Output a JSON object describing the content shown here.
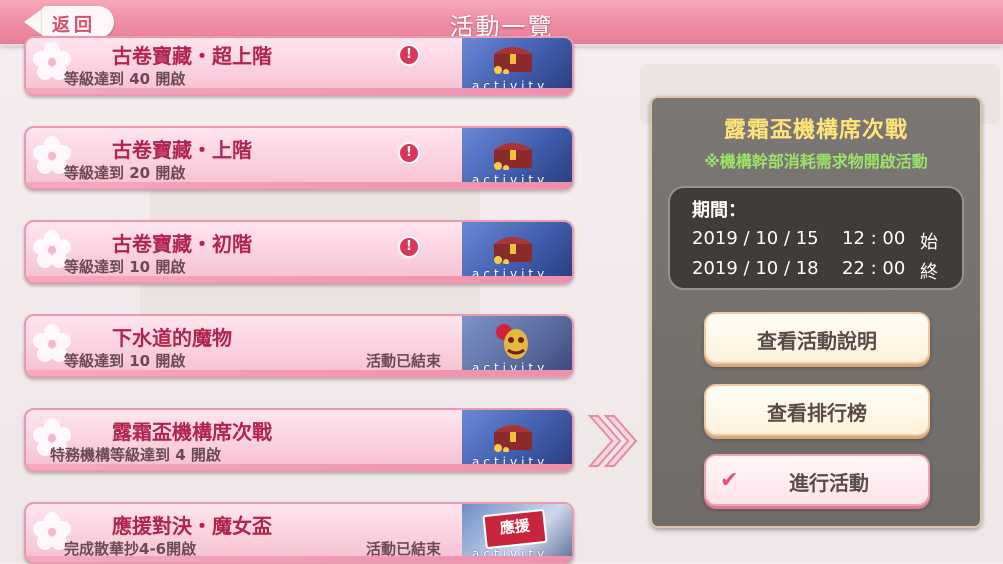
{
  "header": {
    "back_label": "返回",
    "title": "活動一覽"
  },
  "events": [
    {
      "title": "古卷寶藏・超上階",
      "requirement": "等級達到 40 開啟",
      "status": "",
      "alert": "!",
      "thumb_text": "activity"
    },
    {
      "title": "古卷寶藏・上階",
      "requirement": "等級達到 20 開啟",
      "status": "",
      "alert": "!",
      "thumb_text": "activity"
    },
    {
      "title": "古卷寶藏・初階",
      "requirement": "等級達到 10 開啟",
      "status": "",
      "alert": "!",
      "thumb_text": "activity"
    },
    {
      "title": "下水道的魔物",
      "requirement": "等級達到 10 開啟",
      "status": "活動已結束",
      "alert": "",
      "thumb_text": "activity"
    },
    {
      "title": "露霜盃機構席次戰",
      "requirement": "特務機構等級達到 4 開啟",
      "status": "",
      "alert": "",
      "thumb_text": "activity"
    },
    {
      "title": "應援對決・魔女盃",
      "requirement": "完成散華抄4-6開啟",
      "status": "活動已結束",
      "alert": "",
      "thumb_text": "activity",
      "thumb_sign": "應援"
    }
  ],
  "detail": {
    "title": "露霜盃機構席次戰",
    "note": "※機構幹部消耗需求物開啟活動",
    "period_label": "期間：",
    "start_date": "2019 / 10 / 15",
    "start_time": "12 : 00",
    "start_mark": "始",
    "end_date": "2019 / 10 / 18",
    "end_time": "22 : 00",
    "end_mark": "終",
    "btn_description": "查看活動說明",
    "btn_ranking": "查看排行榜",
    "btn_go": "進行活動",
    "check_glyph": "✔"
  },
  "colors": {
    "header": "#ee8aa1",
    "title_gold": "#ffe477",
    "note_green": "#9be26a",
    "card_title": "#b0244d"
  },
  "icons": [
    "back-arrow-icon",
    "alert-icon",
    "sakura-icon",
    "treasure-chest-icon",
    "demon-mask-icon",
    "double-chevron-right-icon",
    "check-icon"
  ]
}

══════════

INSTRUCTIONS TO FOLLOW
Drop the images and quote the entries word for word.

RESPONSE TO THIS EXERCISE
Output a JSON object describing the content shown here.
{
  "header": {
    "back_label": "返回",
    "title": "活動一覽"
  },
  "events": [
    {
      "title": "古卷寶藏・超上階",
      "requirement": "等級達到 40 開啟",
      "status": "",
      "alert": "!",
      "thumb_text": "activity"
    },
    {
      "title": "古卷寶藏・上階",
      "requirement": "等級達到 20 開啟",
      "status": "",
      "alert": "!",
      "thumb_text": "activity"
    },
    {
      "title": "古卷寶藏・初階",
      "requirement": "等級達到 10 開啟",
      "status": "",
      "alert": "!",
      "thumb_text": "activity"
    },
    {
      "title": "下水道的魔物",
      "requirement": "等級達到 10 開啟",
      "status": "活動已結束",
      "alert": "",
      "thumb_text": "activity"
    },
    {
      "title": "露霜盃機構席次戰",
      "requirement": "特務機構等級達到 4 開啟",
      "status": "",
      "alert": "",
      "thumb_text": "activity"
    },
    {
      "title": "應援對決・魔女盃",
      "requirement": "完成散華抄4-6開啟",
      "status": "活動已結束",
      "alert": "",
      "thumb_text": "activity",
      "thumb_sign": "應援"
    }
  ],
  "detail": {
    "title": "露霜盃機構席次戰",
    "note": "※機構幹部消耗需求物開啟活動",
    "period_label": "期間：",
    "start_date": "2019 / 10 / 15",
    "start_time": "12 : 00",
    "start_mark": "始",
    "end_date": "2019 / 10 / 18",
    "end_time": "22 : 00",
    "end_mark": "終",
    "btn_description": "查看活動說明",
    "btn_ranking": "查看排行榜",
    "btn_go": "進行活動",
    "check_glyph": "✔"
  },
  "colors": {
    "header": "#ee8aa1",
    "title_gold": "#ffe477",
    "note_green": "#9be26a",
    "card_title": "#b0244d"
  },
  "icons": [
    "back-arrow-icon",
    "alert-icon",
    "sakura-icon",
    "treasure-chest-icon",
    "demon-mask-icon",
    "double-chevron-right-icon",
    "check-icon"
  ]
}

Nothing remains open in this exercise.